→ **TASK OBJECTIVE**
Scan the data for "силу" and copy the lines it appears in.

→ **RECORDS TO USE**
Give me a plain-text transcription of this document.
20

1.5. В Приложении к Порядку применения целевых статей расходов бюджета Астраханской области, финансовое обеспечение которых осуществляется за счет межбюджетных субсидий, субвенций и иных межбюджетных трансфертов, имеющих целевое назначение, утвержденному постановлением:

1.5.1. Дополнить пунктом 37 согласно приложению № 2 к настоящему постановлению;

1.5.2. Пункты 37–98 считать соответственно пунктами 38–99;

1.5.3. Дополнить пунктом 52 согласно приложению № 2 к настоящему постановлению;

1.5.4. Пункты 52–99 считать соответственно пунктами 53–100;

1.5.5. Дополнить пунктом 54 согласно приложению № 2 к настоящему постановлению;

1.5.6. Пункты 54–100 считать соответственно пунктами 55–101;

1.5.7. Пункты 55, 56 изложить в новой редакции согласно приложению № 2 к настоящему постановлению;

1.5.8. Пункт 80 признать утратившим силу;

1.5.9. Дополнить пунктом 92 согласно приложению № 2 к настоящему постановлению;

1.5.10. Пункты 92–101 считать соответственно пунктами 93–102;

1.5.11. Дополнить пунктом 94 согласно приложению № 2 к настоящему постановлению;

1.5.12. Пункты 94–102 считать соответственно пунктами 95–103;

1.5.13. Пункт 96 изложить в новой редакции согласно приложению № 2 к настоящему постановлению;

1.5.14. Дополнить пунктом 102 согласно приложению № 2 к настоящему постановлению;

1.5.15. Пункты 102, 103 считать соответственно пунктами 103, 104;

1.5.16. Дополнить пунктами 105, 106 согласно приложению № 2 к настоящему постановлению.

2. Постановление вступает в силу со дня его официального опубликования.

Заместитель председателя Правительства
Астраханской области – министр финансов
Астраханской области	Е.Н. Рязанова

→ **REPLY TO THE EXERCISE**
1.5.8. Пункт 80 признать утратившим силу;
2. Постановление вступает в силу со дня его официального опубликования.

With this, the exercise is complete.